# EXERCISE AIM
Output every record word for word.
═════ TASK MATERIAL ═════
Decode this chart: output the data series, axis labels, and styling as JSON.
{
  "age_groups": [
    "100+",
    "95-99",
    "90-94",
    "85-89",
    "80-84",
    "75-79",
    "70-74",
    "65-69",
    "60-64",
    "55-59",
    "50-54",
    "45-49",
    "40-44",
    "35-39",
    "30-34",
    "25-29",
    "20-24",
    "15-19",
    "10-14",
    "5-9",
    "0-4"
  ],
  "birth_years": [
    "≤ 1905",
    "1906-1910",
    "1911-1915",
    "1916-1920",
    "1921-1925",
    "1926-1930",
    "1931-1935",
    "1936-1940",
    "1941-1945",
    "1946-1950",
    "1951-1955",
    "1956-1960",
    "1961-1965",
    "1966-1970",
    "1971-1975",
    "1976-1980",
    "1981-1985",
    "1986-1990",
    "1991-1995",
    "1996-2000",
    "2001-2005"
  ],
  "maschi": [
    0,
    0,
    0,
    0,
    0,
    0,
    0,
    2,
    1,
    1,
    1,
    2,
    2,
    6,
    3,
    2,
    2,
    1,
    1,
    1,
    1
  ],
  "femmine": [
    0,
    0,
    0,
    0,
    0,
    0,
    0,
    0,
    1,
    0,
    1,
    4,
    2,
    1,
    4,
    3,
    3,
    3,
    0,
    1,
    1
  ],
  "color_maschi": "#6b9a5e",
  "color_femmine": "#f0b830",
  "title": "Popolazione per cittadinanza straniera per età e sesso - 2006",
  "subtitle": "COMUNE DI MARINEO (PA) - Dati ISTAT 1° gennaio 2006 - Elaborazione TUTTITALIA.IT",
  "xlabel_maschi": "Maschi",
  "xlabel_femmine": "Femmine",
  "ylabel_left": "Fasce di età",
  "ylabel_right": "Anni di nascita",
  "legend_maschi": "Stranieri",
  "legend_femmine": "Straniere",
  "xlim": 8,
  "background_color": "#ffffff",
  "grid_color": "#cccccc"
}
═════
# RESULT BELOW
Decode this chart: output the data series, axis labels, and styling as JSON.
{
  "age_groups": [
    "100+",
    "95-99",
    "90-94",
    "85-89",
    "80-84",
    "75-79",
    "70-74",
    "65-69",
    "60-64",
    "55-59",
    "50-54",
    "45-49",
    "40-44",
    "35-39",
    "30-34",
    "25-29",
    "20-24",
    "15-19",
    "10-14",
    "5-9",
    "0-4"
  ],
  "birth_years": [
    "≤ 1905",
    "1906-1910",
    "1911-1915",
    "1916-1920",
    "1921-1925",
    "1926-1930",
    "1931-1935",
    "1936-1940",
    "1941-1945",
    "1946-1950",
    "1951-1955",
    "1956-1960",
    "1961-1965",
    "1966-1970",
    "1971-1975",
    "1976-1980",
    "1981-1985",
    "1986-1990",
    "1991-1995",
    "1996-2000",
    "2001-2005"
  ],
  "maschi": [
    0,
    0,
    0,
    0,
    0,
    0,
    0,
    2,
    1,
    1,
    1,
    2,
    2,
    6,
    3,
    2,
    2,
    1,
    1,
    1,
    1
  ],
  "femmine": [
    0,
    0,
    0,
    0,
    0,
    0,
    0,
    0,
    1,
    0,
    1,
    4,
    2,
    1,
    4,
    3,
    3,
    3,
    0,
    1,
    1
  ],
  "color_maschi": "#6b9a5e",
  "color_femmine": "#f0b830",
  "title": "Popolazione per cittadinanza straniera per età e sesso - 2006",
  "subtitle": "COMUNE DI MARINEO (PA) - Dati ISTAT 1° gennaio 2006 - Elaborazione TUTTITALIA.IT",
  "xlabel_maschi": "Maschi",
  "xlabel_femmine": "Femmine",
  "ylabel_left": "Fasce di età",
  "ylabel_right": "Anni di nascita",
  "legend_maschi": "Stranieri",
  "legend_femmine": "Straniere",
  "xlim": 8,
  "background_color": "#ffffff",
  "grid_color": "#cccccc"
}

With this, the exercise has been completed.